** BEGIN ENTRIES SHOWN **

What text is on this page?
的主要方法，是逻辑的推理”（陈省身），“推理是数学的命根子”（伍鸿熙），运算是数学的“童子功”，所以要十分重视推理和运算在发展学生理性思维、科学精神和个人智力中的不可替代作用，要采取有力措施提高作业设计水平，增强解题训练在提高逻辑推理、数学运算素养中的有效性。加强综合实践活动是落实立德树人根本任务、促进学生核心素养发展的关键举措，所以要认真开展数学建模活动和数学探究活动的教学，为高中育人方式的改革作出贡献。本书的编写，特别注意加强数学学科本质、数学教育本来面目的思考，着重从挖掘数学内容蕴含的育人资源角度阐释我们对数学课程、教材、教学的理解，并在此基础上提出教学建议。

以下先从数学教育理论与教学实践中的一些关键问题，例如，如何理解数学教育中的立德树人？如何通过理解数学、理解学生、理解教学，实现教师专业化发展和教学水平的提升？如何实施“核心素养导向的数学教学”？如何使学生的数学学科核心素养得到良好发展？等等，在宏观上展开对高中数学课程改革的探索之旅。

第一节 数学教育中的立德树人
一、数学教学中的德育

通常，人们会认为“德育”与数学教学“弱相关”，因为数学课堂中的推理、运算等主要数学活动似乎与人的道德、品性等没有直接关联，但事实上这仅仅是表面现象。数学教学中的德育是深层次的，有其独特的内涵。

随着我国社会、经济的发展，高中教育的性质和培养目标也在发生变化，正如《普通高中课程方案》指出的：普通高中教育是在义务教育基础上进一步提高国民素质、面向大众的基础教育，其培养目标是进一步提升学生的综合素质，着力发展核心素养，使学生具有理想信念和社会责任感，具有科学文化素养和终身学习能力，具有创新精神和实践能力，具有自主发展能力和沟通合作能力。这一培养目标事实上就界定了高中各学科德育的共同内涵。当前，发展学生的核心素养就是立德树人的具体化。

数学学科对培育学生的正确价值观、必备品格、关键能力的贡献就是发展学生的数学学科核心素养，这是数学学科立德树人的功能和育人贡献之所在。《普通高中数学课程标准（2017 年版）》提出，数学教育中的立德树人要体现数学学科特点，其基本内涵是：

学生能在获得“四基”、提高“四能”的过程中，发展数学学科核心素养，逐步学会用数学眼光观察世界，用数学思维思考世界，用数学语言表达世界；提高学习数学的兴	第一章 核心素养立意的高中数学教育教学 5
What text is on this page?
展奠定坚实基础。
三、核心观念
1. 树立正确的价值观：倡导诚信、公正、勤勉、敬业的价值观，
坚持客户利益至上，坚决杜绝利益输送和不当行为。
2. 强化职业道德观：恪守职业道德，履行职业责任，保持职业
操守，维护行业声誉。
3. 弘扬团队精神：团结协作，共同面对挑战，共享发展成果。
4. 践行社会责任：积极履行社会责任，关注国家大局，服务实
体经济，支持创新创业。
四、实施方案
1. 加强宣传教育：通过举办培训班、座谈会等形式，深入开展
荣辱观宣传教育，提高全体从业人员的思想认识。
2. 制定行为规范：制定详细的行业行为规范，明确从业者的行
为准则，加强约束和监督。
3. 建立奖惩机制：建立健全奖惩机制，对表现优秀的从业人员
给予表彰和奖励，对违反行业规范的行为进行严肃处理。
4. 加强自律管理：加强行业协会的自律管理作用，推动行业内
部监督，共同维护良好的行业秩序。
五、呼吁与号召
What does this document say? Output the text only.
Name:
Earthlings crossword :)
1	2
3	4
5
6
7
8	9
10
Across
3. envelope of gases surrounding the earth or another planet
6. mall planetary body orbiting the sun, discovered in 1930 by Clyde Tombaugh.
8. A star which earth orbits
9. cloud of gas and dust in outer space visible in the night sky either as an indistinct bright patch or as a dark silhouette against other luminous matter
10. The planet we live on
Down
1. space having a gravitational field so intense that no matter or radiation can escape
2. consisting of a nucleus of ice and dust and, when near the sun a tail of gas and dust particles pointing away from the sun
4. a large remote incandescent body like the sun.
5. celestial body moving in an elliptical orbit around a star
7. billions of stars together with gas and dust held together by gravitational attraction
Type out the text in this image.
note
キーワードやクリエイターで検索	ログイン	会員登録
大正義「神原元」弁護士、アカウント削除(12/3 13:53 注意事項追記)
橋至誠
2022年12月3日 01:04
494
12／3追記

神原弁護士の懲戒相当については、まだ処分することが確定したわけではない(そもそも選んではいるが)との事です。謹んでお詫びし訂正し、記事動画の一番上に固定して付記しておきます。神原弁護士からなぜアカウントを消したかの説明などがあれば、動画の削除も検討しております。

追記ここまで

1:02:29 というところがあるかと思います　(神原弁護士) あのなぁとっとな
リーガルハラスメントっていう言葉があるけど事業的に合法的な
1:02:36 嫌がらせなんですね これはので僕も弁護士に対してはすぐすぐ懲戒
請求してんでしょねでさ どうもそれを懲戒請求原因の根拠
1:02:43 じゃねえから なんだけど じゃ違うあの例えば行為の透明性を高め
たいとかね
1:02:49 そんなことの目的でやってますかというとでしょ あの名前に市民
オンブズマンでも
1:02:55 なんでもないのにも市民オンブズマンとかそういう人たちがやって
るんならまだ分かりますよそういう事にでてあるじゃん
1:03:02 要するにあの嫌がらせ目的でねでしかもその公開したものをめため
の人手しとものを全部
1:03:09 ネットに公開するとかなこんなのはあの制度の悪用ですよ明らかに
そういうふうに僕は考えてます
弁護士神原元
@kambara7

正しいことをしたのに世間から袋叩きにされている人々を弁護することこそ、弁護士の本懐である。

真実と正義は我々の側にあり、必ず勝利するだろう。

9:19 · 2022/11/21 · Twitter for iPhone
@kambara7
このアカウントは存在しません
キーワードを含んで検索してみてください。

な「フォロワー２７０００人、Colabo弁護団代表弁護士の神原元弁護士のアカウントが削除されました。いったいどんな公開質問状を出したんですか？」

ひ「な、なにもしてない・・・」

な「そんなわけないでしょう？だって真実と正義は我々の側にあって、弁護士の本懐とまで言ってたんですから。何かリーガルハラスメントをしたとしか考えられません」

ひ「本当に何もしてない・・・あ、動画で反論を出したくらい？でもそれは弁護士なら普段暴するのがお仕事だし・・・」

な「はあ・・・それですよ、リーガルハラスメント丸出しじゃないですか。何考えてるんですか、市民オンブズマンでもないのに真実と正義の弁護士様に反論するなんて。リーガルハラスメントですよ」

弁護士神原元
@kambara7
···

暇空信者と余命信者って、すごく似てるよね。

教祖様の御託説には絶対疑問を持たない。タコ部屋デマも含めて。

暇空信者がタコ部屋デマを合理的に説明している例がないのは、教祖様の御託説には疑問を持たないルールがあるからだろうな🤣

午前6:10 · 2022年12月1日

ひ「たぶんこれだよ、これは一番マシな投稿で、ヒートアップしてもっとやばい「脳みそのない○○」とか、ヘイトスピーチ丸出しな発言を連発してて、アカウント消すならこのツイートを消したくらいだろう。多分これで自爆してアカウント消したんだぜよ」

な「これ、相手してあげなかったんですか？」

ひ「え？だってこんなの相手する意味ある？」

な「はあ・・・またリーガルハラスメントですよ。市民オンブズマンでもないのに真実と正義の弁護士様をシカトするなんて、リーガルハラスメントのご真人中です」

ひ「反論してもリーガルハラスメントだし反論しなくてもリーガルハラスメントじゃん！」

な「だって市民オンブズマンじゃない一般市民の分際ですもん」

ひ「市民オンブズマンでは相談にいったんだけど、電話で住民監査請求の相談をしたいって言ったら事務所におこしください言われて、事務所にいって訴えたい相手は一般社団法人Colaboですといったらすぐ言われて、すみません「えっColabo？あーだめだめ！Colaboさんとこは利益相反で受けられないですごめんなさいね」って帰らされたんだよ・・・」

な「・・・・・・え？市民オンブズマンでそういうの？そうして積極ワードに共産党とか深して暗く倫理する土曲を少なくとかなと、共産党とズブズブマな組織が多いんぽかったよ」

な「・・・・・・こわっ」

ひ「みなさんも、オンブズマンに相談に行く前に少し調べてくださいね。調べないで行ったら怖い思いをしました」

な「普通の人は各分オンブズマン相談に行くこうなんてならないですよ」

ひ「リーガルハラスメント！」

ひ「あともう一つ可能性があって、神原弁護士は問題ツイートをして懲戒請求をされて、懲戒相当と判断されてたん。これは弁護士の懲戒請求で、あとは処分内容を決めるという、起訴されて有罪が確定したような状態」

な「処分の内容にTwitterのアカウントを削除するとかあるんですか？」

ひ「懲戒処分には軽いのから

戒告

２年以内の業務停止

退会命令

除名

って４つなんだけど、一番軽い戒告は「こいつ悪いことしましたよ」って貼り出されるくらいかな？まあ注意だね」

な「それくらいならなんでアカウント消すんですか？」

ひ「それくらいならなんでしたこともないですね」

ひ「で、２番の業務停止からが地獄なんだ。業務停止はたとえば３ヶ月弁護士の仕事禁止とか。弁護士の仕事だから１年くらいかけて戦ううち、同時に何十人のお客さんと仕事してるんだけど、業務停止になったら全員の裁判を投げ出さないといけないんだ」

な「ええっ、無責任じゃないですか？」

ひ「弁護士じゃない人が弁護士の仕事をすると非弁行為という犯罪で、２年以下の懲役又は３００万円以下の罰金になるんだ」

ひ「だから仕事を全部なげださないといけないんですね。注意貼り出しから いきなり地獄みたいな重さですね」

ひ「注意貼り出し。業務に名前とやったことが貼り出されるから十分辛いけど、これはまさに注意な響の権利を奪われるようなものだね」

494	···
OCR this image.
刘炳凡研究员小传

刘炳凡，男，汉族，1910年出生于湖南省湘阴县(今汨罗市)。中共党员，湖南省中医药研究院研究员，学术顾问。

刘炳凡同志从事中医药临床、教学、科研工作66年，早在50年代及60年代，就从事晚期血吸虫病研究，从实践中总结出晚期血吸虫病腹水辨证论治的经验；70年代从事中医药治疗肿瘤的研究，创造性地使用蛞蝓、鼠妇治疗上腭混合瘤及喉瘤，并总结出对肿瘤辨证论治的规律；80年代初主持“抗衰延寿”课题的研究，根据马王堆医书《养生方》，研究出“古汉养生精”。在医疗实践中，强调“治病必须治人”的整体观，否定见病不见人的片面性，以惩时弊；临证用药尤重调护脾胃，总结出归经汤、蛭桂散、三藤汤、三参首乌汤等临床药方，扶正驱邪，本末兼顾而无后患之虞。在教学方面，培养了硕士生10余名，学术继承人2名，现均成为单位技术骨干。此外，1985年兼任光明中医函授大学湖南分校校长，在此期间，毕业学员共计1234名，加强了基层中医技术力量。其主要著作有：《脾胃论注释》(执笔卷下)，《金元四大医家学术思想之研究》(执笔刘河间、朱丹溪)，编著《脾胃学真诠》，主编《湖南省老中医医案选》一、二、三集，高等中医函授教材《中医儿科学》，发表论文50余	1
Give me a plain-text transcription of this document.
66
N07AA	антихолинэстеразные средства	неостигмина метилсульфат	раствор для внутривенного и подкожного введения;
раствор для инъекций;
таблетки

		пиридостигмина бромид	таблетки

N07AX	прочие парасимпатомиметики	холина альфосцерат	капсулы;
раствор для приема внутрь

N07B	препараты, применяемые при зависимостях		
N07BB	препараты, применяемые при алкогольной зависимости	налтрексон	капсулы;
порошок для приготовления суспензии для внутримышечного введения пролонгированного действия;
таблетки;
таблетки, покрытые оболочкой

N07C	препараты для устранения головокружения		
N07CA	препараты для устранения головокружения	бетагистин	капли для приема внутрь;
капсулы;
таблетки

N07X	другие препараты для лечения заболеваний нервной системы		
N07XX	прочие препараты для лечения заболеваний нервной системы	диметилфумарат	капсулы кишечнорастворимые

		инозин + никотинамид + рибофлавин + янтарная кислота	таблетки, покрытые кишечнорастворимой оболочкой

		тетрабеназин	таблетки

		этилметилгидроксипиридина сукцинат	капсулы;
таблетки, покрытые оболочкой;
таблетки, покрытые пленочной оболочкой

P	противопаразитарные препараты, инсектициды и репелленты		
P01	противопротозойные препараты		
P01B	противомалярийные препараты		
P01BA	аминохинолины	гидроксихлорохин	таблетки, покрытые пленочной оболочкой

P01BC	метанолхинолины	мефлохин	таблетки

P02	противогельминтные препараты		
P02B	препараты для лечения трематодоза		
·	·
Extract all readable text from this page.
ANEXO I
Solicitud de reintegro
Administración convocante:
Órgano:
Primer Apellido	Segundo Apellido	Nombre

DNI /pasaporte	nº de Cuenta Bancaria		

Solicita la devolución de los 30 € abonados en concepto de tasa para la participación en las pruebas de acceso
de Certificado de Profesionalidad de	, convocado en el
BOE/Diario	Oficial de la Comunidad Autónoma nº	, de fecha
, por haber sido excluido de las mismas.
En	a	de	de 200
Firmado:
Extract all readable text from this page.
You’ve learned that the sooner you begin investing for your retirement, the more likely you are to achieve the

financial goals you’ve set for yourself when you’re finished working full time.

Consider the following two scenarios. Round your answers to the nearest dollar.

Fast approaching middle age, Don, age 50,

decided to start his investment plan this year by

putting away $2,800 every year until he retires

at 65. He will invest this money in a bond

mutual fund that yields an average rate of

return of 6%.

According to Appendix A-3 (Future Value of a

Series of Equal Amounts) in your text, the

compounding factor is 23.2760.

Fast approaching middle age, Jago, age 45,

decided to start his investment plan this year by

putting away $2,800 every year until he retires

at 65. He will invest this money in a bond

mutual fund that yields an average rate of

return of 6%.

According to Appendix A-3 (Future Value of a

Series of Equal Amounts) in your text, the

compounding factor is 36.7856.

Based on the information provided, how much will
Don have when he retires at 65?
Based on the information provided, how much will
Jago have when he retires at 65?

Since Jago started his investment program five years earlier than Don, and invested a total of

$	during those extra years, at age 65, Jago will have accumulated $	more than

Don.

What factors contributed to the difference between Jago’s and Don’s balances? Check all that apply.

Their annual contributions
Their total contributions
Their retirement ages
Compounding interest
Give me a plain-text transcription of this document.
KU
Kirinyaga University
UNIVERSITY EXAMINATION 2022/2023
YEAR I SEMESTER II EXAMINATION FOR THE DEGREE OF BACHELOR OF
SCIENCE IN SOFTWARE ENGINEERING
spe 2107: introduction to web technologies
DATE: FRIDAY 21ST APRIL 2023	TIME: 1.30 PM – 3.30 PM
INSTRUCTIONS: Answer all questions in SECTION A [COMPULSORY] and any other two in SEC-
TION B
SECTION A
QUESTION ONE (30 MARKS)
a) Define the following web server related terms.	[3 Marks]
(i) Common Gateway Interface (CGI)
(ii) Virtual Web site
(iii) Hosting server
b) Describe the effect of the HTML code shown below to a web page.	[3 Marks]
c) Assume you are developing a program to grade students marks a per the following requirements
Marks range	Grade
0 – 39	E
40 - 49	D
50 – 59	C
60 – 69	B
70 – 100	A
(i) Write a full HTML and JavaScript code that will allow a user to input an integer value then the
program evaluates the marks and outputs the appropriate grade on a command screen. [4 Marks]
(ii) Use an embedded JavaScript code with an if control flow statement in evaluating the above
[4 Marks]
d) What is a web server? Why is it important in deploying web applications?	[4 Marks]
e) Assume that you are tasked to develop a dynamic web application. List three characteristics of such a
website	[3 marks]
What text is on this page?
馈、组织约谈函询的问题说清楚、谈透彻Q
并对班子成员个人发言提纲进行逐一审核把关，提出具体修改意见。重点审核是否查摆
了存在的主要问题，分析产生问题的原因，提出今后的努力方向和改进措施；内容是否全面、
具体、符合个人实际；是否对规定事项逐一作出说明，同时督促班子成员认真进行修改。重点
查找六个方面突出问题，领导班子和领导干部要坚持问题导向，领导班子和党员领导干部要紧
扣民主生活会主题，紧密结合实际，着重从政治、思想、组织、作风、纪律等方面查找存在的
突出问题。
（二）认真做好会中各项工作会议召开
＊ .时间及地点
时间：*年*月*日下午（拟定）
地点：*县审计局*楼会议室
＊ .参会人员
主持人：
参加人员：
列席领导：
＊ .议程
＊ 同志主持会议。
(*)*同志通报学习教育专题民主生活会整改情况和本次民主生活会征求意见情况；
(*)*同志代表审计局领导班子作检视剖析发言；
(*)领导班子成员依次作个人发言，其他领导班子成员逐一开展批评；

** END ENTRIES SHOWN **

*DIRECTIVE:* Write out every line of the preceding listing that contains "заболеваний".

*THE ANSWER:*
N07X	другие препараты для лечения заболеваний нервной системы		
N07XX	прочие препараты для лечения заболеваний нервной системы	диметилфумарат	капсулы кишечнорастворимые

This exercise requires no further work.